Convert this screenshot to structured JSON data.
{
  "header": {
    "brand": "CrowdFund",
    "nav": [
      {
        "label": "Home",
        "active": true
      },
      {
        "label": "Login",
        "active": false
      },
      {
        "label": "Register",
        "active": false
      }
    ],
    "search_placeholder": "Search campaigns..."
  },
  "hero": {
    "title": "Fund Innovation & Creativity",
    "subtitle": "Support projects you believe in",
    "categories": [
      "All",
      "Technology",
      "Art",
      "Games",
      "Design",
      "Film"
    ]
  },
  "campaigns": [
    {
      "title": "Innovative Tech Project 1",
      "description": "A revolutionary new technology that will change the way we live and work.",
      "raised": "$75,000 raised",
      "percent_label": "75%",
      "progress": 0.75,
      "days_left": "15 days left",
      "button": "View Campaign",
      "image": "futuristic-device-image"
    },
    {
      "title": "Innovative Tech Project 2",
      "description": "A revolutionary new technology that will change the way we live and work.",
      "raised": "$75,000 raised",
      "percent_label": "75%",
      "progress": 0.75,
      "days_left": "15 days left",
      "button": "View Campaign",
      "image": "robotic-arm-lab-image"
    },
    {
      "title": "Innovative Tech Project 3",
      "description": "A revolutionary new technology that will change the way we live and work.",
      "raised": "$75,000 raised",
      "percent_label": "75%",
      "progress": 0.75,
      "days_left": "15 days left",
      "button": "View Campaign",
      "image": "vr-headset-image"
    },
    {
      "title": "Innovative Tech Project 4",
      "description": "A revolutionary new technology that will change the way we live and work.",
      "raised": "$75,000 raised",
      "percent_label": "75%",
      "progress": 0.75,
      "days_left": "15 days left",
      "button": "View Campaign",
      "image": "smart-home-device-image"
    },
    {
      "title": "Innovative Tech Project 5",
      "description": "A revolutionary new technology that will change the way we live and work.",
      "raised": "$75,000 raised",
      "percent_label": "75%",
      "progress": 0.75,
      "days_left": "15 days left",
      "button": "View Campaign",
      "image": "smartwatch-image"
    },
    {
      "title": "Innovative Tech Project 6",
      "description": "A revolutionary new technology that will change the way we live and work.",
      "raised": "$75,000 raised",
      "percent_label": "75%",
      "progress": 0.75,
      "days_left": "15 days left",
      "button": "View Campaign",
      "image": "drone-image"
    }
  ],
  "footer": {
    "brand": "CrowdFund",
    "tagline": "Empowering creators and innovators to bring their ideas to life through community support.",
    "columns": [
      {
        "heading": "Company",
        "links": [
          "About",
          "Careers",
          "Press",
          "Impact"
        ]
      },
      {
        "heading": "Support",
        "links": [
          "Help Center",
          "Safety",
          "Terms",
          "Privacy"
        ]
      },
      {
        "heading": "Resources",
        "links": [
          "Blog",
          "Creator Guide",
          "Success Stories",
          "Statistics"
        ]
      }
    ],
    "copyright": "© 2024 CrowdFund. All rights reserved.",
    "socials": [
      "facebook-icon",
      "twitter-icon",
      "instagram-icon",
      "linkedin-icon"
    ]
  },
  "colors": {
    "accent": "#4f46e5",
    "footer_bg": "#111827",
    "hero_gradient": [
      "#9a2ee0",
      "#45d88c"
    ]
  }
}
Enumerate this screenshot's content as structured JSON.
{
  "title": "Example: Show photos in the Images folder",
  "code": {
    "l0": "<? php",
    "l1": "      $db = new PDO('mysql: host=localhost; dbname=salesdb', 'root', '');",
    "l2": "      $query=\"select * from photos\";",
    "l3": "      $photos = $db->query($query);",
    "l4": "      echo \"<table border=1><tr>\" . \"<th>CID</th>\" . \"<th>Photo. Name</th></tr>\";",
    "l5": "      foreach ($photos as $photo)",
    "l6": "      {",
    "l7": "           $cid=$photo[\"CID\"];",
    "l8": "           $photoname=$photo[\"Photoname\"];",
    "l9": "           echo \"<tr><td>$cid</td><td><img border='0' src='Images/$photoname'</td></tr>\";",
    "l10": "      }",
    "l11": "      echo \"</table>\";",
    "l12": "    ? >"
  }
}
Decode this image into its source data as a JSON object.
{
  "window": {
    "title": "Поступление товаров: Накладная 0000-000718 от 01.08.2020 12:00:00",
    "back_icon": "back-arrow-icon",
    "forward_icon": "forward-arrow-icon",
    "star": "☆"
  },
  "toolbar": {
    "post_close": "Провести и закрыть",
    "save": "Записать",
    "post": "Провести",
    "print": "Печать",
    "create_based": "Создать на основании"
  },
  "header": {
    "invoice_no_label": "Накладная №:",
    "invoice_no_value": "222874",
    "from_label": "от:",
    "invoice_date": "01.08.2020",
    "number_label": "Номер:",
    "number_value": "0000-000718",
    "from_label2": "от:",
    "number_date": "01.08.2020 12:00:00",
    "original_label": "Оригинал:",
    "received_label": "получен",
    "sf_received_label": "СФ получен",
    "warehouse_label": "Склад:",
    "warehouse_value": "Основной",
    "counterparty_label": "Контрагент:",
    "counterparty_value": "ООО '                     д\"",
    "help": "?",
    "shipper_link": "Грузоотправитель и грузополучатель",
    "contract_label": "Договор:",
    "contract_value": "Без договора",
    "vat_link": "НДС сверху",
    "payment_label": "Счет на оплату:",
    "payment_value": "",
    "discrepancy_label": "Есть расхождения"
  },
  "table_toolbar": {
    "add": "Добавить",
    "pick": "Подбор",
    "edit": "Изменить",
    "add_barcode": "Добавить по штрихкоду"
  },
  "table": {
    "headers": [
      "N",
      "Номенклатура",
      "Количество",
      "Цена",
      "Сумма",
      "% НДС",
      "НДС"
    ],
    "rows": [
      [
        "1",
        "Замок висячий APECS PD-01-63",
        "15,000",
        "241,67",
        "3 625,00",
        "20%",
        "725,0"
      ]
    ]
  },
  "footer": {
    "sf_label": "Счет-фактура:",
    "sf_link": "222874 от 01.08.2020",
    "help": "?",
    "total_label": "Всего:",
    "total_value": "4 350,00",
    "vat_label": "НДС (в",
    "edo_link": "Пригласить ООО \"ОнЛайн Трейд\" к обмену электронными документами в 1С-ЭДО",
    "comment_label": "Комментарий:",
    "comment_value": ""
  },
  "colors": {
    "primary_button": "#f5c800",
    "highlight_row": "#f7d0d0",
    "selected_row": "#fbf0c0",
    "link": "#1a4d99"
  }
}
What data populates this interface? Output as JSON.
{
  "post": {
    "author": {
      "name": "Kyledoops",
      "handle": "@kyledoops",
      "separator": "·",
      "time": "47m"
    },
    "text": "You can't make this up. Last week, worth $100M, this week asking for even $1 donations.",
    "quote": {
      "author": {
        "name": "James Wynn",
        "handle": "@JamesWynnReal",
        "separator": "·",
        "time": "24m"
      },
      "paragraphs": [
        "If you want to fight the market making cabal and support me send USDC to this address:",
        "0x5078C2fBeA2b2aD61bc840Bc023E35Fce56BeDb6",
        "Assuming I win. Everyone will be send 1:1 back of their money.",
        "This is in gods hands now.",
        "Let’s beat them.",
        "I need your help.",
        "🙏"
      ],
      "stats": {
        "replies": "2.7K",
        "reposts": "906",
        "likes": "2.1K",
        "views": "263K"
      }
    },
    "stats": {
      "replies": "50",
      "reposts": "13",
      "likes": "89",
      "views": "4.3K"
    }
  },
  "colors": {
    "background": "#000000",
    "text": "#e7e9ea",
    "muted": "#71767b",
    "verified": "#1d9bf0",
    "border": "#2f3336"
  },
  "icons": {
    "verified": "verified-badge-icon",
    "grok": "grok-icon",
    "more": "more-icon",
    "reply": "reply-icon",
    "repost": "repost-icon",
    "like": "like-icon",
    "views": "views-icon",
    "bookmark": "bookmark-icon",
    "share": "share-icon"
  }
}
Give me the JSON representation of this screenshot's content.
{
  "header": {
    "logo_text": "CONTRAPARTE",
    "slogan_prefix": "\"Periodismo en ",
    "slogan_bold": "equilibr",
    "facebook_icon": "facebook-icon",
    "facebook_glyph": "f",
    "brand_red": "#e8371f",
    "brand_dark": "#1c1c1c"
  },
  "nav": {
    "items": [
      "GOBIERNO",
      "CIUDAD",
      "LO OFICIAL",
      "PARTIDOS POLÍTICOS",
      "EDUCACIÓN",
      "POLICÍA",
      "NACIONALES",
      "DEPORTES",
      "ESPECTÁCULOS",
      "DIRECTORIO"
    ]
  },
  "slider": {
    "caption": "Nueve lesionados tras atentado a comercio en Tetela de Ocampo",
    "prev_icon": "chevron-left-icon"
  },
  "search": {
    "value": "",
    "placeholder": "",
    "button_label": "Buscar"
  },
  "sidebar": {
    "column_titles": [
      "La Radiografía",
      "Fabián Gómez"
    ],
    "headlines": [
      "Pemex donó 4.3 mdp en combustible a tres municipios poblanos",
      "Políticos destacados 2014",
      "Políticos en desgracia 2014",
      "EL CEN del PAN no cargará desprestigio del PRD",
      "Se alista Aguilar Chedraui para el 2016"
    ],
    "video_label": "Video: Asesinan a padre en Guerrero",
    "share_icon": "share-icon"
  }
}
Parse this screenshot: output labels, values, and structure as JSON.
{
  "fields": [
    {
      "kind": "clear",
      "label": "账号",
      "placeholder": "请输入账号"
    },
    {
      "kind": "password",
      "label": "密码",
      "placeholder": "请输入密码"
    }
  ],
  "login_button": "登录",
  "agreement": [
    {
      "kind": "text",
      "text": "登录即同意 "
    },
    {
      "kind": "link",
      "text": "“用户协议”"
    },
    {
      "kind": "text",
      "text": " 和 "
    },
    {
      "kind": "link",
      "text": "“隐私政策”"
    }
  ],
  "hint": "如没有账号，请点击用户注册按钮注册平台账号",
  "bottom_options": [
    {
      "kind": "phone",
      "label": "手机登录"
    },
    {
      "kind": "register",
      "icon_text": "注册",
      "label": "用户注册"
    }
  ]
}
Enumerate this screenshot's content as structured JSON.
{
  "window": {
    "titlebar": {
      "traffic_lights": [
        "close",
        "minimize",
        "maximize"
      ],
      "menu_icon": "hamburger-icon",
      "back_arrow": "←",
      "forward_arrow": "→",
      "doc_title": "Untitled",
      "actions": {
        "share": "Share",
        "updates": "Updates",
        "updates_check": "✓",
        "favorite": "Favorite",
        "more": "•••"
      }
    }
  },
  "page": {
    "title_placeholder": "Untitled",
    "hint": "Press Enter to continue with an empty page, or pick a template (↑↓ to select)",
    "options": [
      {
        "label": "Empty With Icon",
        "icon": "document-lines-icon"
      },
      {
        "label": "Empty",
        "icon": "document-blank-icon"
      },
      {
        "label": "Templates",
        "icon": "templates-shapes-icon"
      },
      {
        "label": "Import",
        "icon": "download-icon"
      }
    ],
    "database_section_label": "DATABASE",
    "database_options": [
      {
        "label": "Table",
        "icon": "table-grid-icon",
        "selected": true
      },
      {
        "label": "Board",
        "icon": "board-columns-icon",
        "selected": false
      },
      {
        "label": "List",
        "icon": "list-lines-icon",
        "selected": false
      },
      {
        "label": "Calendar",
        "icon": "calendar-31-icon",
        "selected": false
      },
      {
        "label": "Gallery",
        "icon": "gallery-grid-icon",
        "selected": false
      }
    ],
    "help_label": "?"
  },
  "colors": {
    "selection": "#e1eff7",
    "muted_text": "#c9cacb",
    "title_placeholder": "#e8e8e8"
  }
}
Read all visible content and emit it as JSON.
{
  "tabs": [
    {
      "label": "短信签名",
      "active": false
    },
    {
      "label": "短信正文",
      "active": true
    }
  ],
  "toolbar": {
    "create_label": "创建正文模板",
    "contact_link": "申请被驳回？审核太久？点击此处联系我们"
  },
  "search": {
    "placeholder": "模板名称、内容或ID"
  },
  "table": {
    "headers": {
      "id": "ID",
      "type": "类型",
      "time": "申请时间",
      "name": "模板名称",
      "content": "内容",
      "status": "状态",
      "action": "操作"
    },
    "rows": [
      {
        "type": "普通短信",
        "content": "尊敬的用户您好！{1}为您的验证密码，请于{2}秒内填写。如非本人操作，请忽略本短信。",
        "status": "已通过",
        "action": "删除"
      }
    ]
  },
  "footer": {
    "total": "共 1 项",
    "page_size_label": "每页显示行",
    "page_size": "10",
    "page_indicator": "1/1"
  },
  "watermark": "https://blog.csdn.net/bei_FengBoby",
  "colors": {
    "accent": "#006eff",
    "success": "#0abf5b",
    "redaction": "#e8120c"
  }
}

GOAL OF THE EXERCISE
Return all lines with the word "border" in them.

WRITTEN ANSWER
    "l4": "      echo \"<table border=1><tr>\" . \"<th>CID</th>\" . \"<th>Photo. Name</th></tr>\";",
    "l9": "           echo \"<tr><td>$cid</td><td><img border='0' src='Images/$photoname'</td></tr>\";",
    "border": "#2f3336"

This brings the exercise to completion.